* SOURCE EXTRACT *
########

But yep, that’s generally correct!
Yep that makes sense. Admin interfaces can be tricky with dynamo
That said if they're just filtering on 10K records you don't really need something that efficient right? Iterating over them serverside on every query should be fast enough
r
Yeah, I guess it's whether I bother with DDB at all. If I'm just going to read the data into memory and then filter it there, I might as well convert the CSV to JSON and write that to S3. Then I run the queries on the JSON in memory
a
I’m not sure if this is what you were alluding to by “querying directly in S3”, but Athena provides an interface for doing that which allows you to use a SQL-like syntax. It is pretty easy to set up and work with and provides database drivers for most common client languages. You don’t need to convert it to JSON if you don’t want and might make it easier if the data is already in CSV format; the CSV files can be queried with Athena directly.

########

* DIRECTIONS FOR THIS TASK *
From the forum thread above, list every name of a storage or query service, in the order each first appears and spelled as in the text.

Labeled box records:
########

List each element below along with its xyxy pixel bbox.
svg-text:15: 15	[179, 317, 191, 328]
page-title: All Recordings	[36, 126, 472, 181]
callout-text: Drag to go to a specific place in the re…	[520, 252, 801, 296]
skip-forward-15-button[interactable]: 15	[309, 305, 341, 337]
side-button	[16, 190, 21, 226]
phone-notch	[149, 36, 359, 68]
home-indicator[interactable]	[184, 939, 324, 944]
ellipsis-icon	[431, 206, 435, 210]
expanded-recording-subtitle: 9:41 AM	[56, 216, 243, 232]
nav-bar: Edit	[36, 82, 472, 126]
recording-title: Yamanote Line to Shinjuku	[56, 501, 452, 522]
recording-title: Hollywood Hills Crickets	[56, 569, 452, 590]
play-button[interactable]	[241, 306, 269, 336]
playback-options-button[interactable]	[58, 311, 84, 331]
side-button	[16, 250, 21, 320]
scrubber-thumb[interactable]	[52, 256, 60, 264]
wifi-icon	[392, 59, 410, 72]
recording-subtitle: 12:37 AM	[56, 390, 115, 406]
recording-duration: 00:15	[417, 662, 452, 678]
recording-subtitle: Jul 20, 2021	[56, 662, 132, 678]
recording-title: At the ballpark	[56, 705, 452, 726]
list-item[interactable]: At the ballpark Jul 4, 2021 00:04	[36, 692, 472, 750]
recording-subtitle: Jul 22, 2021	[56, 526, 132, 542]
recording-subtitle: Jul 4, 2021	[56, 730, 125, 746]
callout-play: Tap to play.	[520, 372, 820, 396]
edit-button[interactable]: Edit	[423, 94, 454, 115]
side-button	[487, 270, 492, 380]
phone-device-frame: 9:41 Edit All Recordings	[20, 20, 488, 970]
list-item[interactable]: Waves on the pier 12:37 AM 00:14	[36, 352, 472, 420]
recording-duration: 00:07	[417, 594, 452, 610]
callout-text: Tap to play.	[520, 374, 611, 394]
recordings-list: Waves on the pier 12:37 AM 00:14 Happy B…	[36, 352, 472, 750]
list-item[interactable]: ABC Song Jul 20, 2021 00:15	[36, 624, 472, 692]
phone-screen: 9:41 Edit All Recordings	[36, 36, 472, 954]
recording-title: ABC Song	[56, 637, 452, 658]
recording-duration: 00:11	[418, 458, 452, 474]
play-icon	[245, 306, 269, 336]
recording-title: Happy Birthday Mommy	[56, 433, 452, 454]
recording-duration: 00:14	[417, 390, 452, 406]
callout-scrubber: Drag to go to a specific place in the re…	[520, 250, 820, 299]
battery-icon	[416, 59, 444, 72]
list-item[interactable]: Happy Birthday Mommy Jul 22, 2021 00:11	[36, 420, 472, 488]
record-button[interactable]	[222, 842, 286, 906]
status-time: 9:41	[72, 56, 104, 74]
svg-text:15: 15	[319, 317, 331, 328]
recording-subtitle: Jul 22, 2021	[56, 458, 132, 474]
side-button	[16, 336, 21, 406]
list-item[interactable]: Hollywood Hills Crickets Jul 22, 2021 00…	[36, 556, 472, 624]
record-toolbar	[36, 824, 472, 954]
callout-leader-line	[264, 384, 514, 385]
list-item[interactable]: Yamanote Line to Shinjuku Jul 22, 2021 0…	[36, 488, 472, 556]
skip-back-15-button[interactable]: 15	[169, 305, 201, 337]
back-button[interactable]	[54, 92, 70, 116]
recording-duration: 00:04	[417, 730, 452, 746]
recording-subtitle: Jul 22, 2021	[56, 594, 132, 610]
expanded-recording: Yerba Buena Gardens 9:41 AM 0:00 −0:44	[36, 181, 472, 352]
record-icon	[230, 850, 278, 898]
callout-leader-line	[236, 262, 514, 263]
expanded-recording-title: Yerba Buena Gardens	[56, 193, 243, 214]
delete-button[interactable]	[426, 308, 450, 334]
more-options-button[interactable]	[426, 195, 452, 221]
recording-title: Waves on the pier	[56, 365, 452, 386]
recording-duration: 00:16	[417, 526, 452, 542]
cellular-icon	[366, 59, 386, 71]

########

* OUTPUT BELOW *
dynamo
DDB
S3
Athena